Data records:

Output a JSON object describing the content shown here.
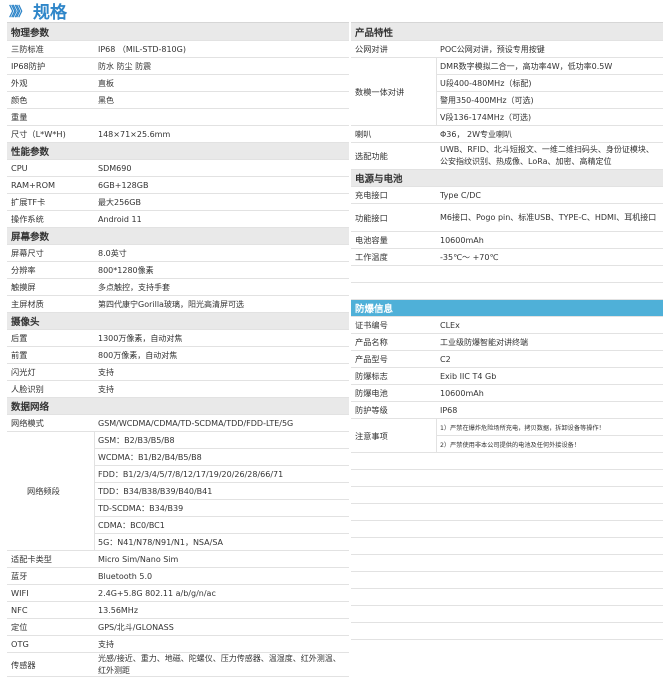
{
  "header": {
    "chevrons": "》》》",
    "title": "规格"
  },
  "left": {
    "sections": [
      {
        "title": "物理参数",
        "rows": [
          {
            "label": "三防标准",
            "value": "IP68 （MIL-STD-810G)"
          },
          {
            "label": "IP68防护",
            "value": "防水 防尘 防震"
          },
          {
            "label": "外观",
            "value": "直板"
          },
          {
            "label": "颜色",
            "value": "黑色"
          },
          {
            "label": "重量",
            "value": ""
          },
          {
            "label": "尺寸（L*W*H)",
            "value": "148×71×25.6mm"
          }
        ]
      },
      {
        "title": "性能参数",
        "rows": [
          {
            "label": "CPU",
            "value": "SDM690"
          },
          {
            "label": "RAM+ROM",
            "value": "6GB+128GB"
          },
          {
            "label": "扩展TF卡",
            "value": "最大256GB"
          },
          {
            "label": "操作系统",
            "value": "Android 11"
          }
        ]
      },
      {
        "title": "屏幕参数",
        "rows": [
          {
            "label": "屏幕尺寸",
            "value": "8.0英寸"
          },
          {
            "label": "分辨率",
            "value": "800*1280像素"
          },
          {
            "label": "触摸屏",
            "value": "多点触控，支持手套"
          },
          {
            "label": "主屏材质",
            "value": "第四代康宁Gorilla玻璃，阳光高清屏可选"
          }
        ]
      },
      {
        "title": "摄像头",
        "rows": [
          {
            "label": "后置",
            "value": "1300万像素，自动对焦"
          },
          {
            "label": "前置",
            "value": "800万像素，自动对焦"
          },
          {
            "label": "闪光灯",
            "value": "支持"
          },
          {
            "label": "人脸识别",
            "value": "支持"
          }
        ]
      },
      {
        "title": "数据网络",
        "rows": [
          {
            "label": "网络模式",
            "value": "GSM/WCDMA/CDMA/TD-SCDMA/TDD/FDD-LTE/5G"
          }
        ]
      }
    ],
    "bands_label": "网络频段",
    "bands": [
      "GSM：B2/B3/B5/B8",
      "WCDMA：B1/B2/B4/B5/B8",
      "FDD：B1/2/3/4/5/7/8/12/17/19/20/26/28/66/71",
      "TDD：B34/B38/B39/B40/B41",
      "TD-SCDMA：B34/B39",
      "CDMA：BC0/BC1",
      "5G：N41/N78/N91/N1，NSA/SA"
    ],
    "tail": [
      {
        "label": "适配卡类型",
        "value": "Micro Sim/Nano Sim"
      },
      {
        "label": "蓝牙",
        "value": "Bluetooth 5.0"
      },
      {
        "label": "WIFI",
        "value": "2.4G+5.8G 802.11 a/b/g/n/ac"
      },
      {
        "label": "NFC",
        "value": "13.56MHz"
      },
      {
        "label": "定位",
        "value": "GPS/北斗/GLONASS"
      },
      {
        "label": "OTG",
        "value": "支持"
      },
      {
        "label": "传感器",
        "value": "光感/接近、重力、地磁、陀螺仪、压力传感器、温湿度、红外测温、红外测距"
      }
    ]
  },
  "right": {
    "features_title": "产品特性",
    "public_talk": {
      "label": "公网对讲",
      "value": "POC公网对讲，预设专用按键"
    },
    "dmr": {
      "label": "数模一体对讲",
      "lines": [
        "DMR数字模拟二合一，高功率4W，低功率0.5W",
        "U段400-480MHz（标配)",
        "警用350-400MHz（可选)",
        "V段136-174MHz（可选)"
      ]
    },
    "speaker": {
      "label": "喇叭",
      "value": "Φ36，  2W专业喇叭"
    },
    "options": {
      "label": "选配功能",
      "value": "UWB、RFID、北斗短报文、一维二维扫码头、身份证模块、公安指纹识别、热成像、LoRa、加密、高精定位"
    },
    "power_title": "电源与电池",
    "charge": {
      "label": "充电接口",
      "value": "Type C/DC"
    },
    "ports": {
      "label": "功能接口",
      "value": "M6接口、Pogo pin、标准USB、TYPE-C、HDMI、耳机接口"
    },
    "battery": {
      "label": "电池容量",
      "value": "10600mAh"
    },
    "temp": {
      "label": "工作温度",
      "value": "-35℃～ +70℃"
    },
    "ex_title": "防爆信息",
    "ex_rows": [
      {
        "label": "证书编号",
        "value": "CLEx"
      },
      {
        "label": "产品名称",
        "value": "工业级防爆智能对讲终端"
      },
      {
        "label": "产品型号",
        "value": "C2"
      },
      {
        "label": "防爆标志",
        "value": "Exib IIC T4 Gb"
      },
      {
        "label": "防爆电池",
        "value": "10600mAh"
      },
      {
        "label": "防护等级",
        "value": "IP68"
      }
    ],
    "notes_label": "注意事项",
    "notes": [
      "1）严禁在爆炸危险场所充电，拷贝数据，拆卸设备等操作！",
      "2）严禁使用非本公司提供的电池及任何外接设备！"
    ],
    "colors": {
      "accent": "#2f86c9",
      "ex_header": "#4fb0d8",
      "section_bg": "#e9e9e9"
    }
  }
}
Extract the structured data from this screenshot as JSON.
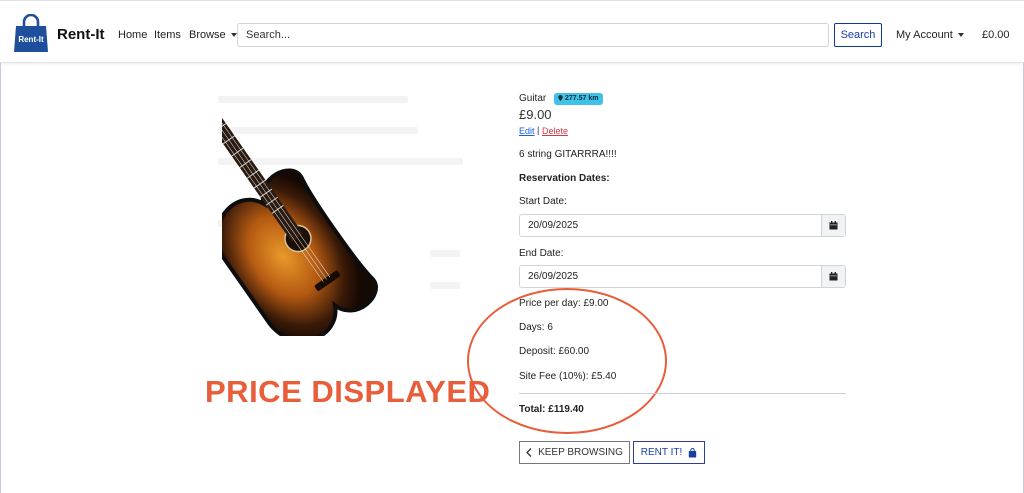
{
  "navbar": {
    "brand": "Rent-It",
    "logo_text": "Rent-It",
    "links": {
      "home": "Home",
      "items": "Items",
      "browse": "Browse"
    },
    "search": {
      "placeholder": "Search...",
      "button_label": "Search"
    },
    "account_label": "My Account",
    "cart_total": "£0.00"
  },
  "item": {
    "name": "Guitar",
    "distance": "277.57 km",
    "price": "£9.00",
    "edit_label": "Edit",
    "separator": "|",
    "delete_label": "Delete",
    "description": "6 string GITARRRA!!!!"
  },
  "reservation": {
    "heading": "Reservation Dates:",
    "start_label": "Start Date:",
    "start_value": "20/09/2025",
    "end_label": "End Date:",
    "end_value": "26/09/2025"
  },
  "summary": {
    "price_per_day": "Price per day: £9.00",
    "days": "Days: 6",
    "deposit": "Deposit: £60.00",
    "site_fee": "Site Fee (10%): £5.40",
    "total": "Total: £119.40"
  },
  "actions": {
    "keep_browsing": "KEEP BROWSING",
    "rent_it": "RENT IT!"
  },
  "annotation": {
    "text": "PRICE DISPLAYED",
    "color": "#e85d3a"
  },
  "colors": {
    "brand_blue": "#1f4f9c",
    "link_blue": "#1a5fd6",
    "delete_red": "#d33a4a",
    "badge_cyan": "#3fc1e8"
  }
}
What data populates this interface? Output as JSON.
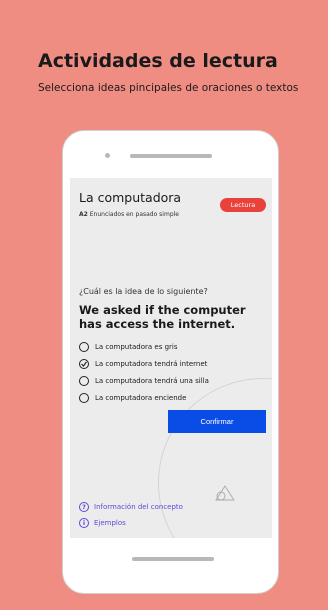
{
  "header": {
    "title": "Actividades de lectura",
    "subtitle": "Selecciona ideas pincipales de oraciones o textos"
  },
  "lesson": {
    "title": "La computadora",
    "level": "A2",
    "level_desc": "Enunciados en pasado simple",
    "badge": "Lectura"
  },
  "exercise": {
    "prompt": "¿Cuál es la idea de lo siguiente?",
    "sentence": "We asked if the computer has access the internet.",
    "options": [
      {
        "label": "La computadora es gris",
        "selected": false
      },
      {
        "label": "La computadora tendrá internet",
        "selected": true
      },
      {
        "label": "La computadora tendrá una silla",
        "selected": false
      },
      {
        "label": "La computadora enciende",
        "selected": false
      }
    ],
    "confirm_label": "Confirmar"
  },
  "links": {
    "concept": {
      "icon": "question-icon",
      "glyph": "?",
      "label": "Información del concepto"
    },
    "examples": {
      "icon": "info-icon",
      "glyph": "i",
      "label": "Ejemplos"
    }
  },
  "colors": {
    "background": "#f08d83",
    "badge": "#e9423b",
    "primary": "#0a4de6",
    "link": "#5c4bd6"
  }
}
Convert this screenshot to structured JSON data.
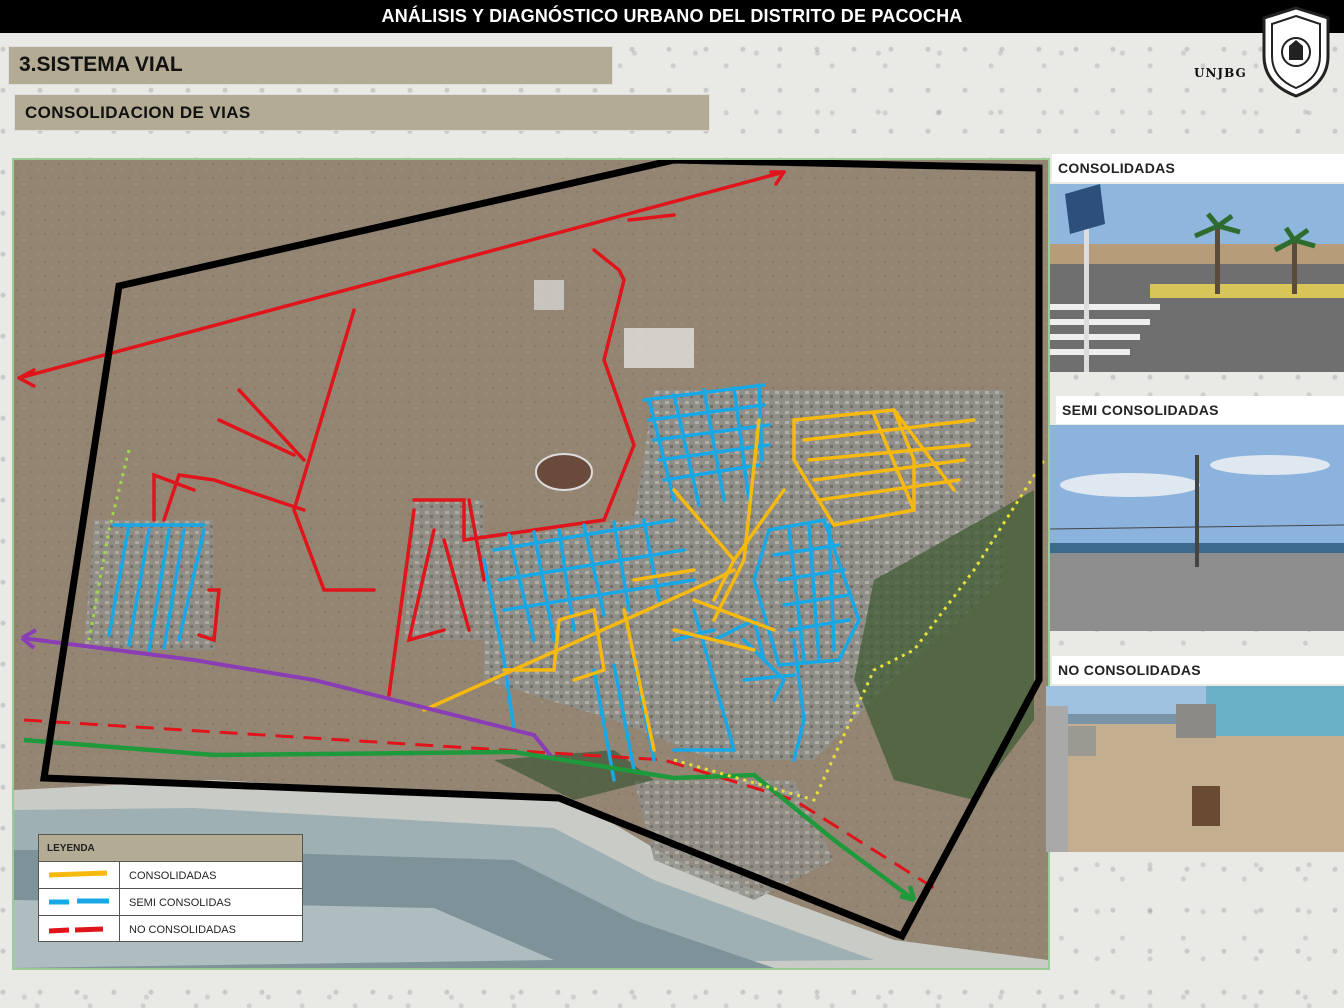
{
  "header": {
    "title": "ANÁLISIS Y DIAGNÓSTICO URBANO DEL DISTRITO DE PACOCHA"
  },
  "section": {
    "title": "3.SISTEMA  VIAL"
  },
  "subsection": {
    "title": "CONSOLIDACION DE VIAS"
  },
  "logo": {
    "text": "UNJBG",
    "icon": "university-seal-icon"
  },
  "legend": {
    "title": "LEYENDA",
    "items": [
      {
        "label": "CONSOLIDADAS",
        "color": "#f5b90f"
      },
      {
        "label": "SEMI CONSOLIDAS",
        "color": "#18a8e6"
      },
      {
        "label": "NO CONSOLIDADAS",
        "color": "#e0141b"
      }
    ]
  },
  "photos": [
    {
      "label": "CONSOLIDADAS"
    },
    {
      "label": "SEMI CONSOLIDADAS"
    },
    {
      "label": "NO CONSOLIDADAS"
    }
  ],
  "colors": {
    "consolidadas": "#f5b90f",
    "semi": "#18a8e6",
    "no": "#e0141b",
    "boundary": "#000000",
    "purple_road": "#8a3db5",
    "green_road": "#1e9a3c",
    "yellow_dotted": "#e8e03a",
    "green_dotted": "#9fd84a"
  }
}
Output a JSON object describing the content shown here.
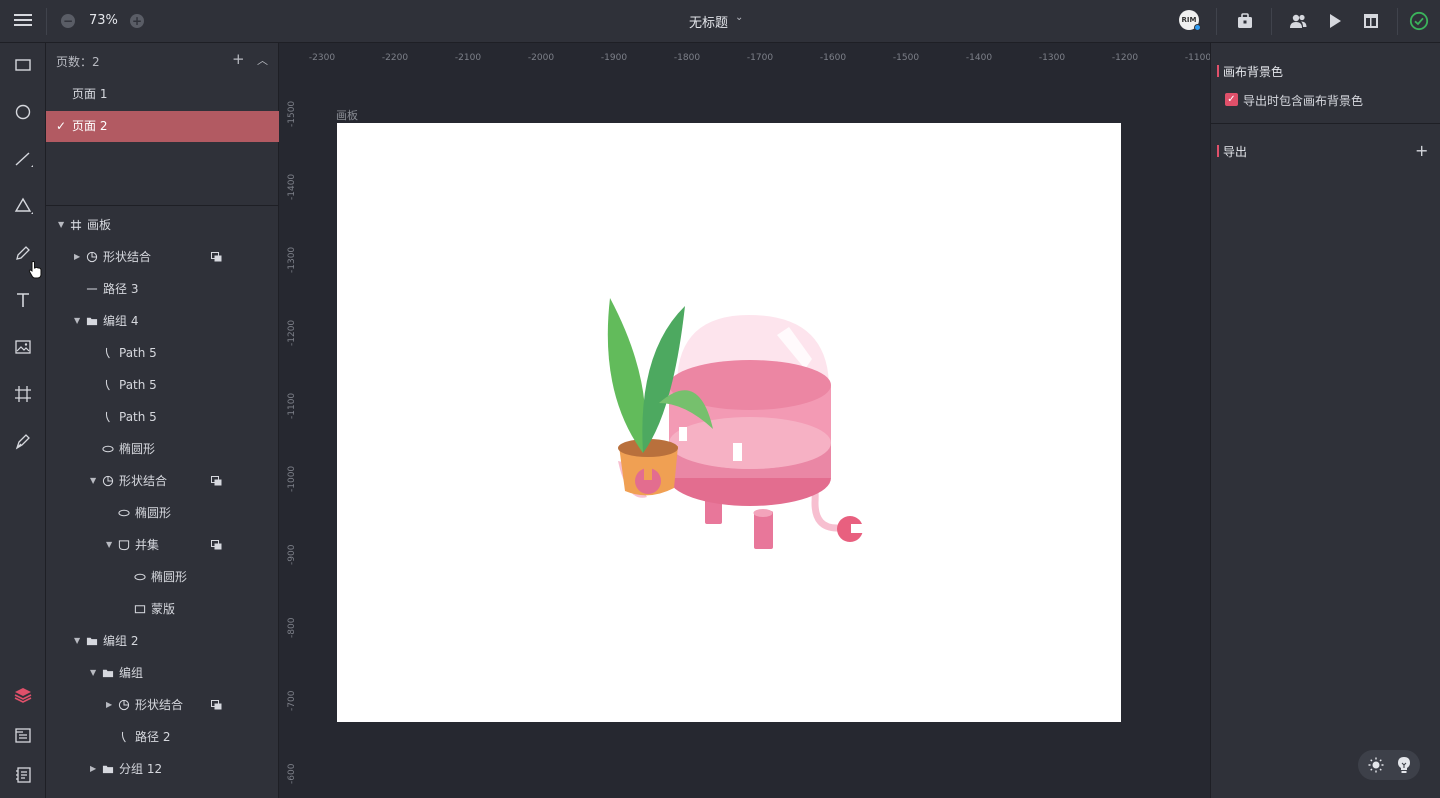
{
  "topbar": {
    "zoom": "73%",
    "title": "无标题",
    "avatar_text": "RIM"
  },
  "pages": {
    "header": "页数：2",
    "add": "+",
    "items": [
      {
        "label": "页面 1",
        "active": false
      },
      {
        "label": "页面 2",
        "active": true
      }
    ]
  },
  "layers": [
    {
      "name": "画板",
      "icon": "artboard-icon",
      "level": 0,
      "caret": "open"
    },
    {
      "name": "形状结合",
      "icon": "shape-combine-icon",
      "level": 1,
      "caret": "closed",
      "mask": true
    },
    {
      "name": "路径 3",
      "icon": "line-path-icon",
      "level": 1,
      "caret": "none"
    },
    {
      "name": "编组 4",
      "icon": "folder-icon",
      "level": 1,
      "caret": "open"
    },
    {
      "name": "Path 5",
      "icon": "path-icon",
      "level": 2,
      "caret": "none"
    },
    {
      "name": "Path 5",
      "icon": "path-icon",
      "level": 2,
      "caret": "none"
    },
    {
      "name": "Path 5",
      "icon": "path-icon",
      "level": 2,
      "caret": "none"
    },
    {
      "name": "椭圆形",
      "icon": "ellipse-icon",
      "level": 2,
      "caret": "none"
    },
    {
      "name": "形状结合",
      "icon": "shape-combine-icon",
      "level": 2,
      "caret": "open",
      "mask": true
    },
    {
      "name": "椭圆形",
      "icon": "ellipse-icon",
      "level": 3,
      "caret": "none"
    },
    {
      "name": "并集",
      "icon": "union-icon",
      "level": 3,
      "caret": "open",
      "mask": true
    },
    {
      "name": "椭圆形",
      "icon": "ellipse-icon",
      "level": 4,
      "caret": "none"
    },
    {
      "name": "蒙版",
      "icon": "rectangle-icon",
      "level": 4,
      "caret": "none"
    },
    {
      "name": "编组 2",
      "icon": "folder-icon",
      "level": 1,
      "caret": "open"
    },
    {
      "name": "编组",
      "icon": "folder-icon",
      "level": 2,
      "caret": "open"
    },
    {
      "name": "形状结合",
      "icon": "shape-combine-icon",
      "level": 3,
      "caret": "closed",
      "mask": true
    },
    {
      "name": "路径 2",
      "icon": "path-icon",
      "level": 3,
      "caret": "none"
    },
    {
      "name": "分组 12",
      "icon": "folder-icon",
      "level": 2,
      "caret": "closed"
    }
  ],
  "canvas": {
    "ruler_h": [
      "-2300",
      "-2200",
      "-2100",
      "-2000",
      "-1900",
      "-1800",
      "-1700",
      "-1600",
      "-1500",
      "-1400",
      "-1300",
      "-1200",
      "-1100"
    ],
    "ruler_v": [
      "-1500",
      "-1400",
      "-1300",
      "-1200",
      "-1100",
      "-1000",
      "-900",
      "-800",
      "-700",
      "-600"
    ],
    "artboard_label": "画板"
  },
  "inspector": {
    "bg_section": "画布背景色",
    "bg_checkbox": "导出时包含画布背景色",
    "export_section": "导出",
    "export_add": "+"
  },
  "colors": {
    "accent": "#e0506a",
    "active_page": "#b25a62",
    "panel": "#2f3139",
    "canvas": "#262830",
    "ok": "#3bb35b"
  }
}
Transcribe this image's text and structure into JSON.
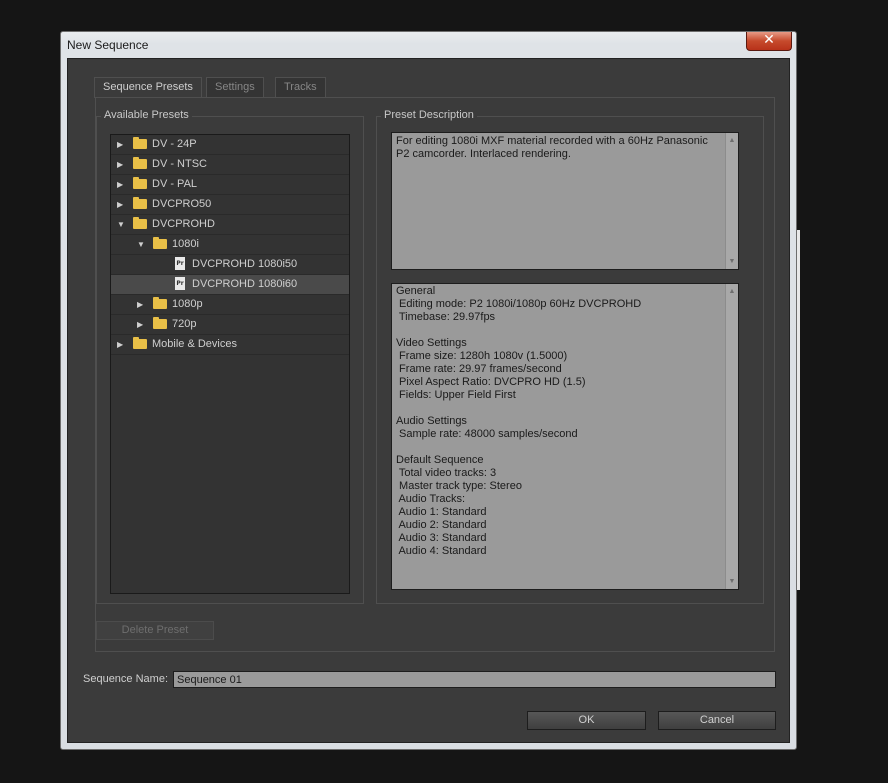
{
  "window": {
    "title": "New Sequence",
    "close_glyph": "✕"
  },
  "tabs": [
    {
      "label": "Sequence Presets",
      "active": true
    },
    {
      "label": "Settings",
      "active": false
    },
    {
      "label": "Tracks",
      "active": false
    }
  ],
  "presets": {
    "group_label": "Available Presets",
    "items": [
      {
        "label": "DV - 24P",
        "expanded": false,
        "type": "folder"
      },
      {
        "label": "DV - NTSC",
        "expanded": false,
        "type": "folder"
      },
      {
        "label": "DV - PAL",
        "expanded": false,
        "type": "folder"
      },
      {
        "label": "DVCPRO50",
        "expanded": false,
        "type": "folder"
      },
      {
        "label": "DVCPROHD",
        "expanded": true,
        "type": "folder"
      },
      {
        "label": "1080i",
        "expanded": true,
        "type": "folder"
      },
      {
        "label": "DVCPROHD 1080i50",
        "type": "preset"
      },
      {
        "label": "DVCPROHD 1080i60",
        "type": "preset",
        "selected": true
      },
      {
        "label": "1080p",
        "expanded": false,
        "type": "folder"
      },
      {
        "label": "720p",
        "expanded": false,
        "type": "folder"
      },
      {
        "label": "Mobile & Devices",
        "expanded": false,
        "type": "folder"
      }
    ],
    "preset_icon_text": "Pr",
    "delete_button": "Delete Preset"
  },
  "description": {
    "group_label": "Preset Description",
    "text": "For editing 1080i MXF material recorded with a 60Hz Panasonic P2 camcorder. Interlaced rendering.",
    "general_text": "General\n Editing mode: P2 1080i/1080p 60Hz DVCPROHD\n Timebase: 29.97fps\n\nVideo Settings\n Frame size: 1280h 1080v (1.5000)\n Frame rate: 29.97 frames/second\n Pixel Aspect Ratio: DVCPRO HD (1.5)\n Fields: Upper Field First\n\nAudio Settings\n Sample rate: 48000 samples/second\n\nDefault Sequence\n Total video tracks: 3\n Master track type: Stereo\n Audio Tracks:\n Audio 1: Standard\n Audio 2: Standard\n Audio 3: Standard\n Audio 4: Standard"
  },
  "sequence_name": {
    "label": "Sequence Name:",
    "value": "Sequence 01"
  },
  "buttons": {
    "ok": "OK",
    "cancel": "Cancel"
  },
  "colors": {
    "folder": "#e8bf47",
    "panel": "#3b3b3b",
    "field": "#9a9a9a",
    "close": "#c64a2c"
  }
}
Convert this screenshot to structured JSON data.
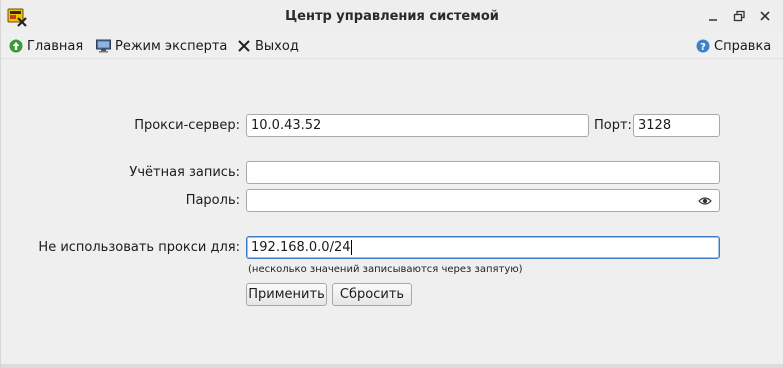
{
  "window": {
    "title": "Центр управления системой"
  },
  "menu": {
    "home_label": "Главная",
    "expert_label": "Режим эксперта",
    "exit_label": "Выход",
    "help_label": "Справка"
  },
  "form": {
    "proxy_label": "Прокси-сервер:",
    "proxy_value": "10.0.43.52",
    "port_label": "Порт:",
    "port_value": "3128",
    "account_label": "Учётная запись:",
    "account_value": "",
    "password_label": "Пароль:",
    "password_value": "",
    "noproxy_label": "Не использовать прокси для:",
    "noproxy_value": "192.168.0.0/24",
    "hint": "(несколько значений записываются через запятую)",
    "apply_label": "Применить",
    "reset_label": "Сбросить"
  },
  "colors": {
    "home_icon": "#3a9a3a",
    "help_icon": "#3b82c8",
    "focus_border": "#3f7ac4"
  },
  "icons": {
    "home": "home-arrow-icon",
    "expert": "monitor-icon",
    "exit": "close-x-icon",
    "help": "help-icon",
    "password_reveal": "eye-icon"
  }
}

## Problem to solve
Collect each line above holding the string "this".

## The completed task
Extract the structured data from this screenshot as JSON.
What data populates this interface? Output as JSON.
Convert this screenshot to structured JSON data.
Transcribe this image's text and structure into JSON.
Convert this screenshot to structured JSON data.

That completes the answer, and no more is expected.